## PROMPT
Reproduce all lines of the listing below in which the word "billion" occurs.

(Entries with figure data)

-- begin --

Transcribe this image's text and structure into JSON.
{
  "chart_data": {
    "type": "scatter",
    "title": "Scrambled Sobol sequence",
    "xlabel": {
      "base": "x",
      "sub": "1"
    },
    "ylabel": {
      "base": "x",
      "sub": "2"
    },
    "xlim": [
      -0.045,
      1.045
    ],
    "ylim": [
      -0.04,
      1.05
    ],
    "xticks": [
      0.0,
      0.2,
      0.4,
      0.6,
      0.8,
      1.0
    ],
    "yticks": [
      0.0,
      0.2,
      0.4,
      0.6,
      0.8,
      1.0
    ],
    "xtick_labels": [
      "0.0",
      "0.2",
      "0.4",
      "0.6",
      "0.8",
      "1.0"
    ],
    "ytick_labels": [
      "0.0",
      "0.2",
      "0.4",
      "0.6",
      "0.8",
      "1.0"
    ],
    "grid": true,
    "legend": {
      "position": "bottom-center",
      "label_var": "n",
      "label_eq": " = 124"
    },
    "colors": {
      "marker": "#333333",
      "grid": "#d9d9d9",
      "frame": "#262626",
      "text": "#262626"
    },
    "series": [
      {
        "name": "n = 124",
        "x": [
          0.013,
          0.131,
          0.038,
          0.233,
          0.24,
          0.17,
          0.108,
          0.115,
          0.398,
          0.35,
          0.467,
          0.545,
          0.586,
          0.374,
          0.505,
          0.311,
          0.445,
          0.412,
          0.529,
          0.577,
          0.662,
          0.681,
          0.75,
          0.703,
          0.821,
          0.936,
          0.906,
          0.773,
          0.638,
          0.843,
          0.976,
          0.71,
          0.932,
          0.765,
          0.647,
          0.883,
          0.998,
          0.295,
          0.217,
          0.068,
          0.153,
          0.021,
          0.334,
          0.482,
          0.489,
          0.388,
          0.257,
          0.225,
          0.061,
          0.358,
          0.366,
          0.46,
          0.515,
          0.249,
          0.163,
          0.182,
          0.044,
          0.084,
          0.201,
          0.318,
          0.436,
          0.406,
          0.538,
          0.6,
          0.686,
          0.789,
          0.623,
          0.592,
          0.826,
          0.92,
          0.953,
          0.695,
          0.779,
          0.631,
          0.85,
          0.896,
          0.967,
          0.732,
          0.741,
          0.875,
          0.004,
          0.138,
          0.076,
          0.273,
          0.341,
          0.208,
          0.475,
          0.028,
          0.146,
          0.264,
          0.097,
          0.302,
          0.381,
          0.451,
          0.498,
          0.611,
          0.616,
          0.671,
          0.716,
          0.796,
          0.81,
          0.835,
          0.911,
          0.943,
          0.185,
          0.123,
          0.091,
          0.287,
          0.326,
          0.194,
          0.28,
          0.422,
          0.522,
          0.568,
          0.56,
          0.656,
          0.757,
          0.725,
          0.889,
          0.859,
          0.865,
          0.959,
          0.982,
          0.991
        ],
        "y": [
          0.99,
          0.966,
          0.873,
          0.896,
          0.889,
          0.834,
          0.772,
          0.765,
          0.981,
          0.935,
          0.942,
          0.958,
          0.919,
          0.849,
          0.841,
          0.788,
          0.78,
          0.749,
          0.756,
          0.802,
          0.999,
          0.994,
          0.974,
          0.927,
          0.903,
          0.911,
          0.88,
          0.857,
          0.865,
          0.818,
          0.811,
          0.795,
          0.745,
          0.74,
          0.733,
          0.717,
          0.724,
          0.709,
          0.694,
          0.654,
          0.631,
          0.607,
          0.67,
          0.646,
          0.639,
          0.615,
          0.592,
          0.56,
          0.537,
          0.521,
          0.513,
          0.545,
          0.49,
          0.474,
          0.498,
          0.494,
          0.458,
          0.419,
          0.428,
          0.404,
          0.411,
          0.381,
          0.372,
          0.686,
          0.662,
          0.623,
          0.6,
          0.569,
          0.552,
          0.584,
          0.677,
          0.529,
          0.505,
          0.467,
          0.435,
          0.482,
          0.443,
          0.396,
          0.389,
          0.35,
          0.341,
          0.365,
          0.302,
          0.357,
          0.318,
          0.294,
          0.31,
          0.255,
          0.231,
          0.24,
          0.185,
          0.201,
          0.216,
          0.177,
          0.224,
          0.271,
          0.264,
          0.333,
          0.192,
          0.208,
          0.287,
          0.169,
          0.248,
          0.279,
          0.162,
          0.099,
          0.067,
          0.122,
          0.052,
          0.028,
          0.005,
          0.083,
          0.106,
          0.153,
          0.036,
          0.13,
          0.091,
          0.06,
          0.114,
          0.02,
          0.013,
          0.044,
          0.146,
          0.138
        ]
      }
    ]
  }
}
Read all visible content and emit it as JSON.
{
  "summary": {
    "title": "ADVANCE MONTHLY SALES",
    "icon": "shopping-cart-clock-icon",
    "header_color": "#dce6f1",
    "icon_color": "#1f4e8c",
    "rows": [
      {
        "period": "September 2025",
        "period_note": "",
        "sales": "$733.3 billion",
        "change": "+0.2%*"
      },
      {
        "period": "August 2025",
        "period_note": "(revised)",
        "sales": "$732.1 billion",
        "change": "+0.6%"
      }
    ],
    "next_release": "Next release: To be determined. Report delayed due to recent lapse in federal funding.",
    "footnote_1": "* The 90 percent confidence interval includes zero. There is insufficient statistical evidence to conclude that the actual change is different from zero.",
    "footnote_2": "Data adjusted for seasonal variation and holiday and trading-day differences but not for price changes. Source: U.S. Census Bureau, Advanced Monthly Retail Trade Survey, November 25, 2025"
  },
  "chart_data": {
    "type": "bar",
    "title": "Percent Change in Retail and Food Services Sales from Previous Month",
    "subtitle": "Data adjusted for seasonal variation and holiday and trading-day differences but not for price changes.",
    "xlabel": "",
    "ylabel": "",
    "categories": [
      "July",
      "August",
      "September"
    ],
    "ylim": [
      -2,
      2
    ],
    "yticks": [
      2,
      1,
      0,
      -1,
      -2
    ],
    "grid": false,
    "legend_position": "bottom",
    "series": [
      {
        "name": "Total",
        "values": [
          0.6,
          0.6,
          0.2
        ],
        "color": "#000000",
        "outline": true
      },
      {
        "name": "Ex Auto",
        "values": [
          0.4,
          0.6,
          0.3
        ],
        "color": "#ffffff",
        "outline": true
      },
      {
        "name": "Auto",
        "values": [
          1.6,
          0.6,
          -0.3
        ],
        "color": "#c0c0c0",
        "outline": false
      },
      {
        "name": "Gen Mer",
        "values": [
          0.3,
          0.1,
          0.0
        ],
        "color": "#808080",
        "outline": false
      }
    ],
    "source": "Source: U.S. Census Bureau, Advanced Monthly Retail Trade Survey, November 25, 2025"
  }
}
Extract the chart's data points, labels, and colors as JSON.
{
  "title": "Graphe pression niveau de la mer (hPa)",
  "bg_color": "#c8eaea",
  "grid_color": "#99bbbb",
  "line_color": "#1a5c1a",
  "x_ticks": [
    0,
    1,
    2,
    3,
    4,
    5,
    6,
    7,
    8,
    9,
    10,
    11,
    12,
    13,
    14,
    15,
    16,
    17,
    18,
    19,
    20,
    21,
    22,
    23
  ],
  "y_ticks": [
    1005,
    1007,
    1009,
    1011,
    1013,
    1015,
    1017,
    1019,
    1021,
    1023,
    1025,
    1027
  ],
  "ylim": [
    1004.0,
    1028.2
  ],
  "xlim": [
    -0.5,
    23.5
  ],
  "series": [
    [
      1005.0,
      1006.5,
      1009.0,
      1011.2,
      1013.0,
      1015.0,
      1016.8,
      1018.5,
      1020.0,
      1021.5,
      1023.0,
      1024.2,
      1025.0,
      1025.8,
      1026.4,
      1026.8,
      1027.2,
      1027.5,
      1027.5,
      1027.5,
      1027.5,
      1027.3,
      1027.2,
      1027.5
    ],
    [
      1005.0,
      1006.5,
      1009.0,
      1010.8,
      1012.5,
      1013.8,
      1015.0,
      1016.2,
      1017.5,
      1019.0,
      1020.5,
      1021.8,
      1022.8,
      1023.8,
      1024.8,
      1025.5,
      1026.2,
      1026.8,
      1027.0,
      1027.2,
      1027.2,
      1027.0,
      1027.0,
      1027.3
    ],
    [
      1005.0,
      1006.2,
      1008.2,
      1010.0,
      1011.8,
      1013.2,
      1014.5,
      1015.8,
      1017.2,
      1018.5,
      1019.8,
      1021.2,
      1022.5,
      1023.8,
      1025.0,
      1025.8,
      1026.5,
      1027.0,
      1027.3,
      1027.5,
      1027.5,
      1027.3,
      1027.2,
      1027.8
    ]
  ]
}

-- end --

## CORRECT RESPONSE
        "sales": "$733.3 billion",
        "sales": "$732.1 billion",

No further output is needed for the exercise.